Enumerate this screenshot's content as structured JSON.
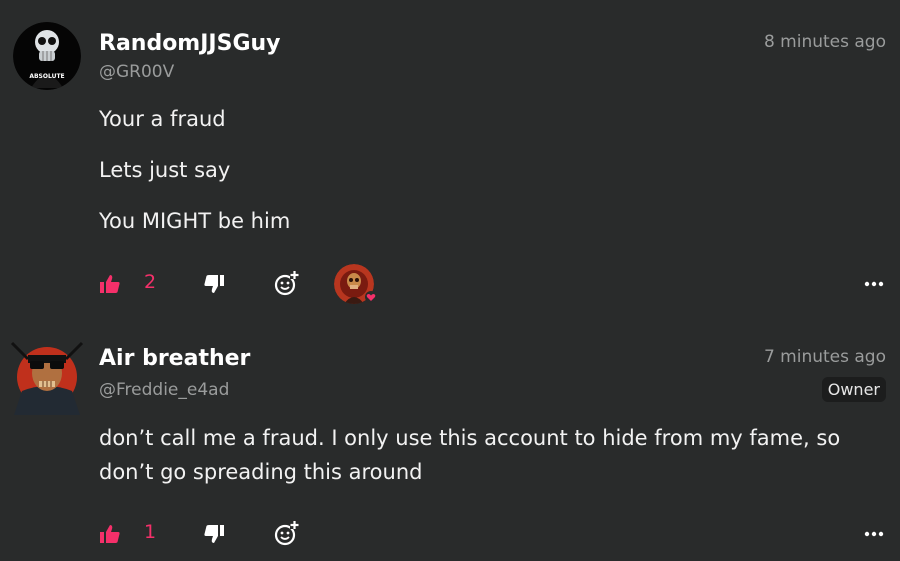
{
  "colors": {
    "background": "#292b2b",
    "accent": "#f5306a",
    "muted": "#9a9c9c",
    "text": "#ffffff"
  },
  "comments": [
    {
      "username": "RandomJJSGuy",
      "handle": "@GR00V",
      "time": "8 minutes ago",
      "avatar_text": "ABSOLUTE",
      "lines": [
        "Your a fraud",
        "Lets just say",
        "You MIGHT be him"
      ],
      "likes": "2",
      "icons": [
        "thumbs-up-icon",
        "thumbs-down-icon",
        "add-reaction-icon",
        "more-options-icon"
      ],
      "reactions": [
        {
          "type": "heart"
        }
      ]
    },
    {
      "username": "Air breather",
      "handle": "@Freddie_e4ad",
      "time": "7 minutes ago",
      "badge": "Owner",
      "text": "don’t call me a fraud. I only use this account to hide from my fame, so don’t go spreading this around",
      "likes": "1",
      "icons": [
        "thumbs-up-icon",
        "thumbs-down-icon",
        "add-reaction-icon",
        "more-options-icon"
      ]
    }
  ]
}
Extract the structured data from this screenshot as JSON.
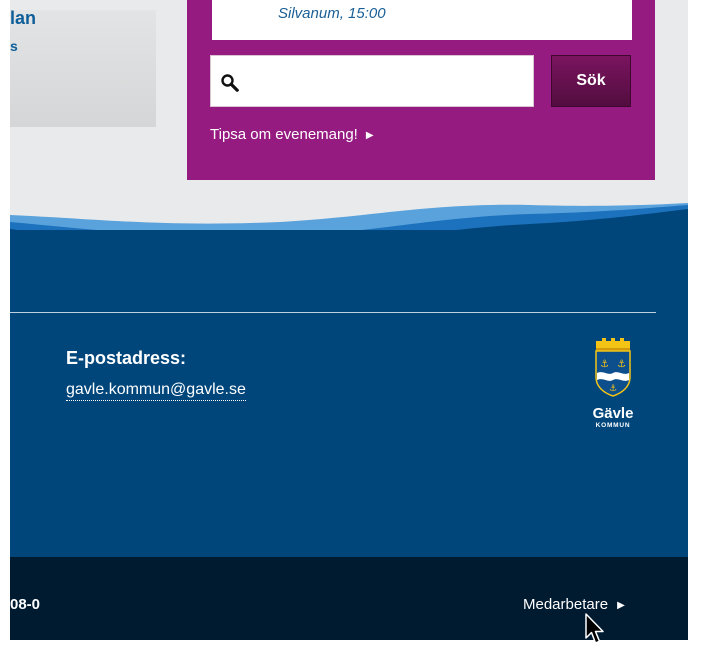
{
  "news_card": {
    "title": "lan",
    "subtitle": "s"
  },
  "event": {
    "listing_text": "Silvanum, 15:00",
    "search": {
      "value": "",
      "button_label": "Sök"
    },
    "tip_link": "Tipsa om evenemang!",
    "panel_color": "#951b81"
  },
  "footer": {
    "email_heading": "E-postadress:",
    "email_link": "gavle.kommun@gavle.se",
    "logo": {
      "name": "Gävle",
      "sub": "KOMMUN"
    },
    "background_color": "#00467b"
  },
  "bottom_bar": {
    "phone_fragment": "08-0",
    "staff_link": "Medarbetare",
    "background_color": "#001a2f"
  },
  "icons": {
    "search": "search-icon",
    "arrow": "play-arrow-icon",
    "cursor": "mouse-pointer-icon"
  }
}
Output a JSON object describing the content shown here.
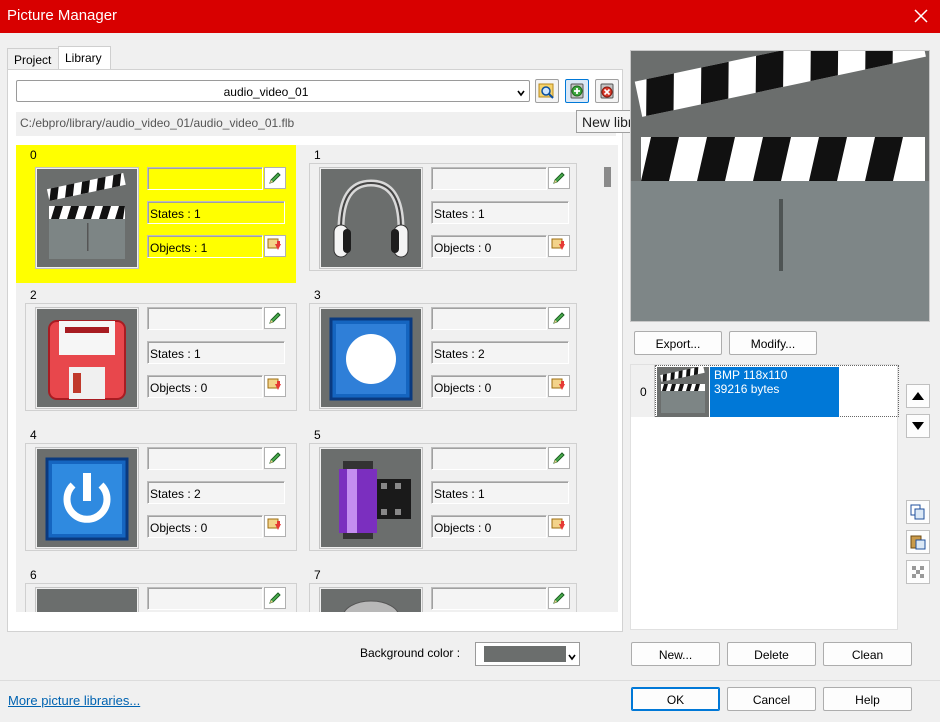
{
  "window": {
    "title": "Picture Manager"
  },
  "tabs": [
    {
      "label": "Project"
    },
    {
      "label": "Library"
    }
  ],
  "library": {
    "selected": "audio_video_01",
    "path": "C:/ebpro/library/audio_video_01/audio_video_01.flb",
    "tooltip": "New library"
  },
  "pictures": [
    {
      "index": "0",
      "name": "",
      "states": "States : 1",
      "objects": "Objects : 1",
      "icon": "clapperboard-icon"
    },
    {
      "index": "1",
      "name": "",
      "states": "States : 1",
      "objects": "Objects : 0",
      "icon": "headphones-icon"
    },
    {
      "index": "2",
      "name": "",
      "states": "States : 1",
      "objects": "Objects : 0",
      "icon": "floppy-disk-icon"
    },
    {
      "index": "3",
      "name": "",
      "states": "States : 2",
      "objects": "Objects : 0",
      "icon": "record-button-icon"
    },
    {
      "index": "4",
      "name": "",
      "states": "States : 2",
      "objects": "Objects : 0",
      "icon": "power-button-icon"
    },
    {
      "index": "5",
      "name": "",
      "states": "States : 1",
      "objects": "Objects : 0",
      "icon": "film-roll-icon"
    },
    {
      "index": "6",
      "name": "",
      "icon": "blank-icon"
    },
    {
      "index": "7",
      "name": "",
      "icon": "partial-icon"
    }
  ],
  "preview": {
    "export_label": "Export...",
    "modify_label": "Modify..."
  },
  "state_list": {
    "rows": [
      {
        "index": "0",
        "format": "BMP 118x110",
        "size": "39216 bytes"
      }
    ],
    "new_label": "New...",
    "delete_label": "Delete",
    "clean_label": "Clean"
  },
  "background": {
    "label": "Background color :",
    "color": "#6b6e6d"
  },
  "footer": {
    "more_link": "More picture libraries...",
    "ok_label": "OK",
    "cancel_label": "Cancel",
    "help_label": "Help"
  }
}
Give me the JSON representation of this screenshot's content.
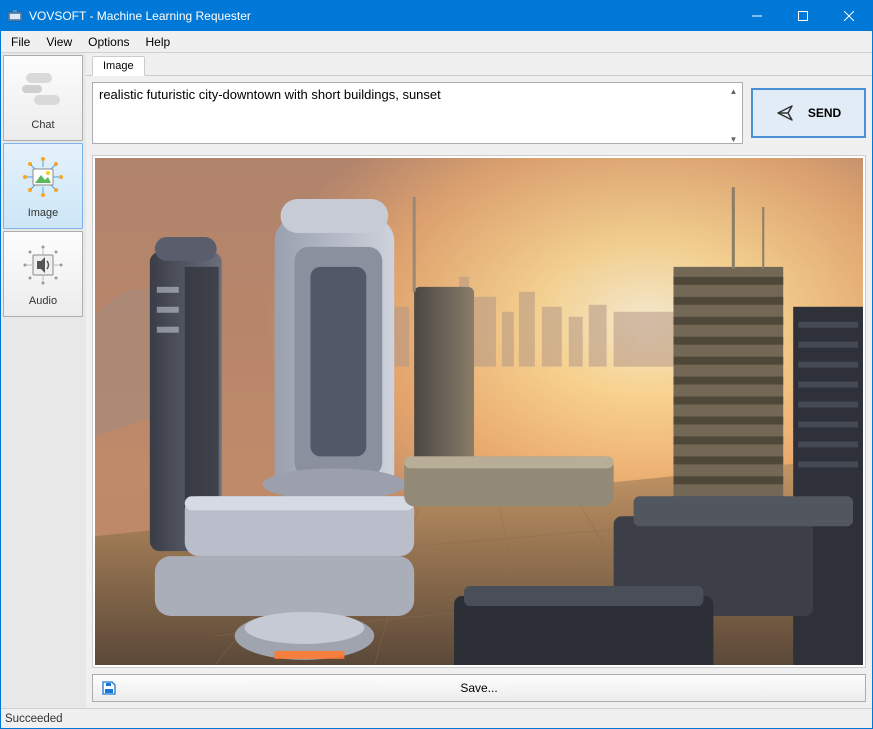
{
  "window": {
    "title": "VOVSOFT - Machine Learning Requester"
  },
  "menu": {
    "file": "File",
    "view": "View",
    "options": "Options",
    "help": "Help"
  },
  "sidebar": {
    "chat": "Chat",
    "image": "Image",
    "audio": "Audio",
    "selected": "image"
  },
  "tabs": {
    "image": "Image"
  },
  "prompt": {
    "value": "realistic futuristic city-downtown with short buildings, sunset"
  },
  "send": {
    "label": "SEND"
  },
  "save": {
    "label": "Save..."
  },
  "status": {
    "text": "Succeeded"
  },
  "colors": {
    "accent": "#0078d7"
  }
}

-------------------------

_Written task_
List each line holding the string "structured".

_Output below_
Enumerate this screenshot's content as structured JSON.
Extract the structured data from this screenshot as JSON.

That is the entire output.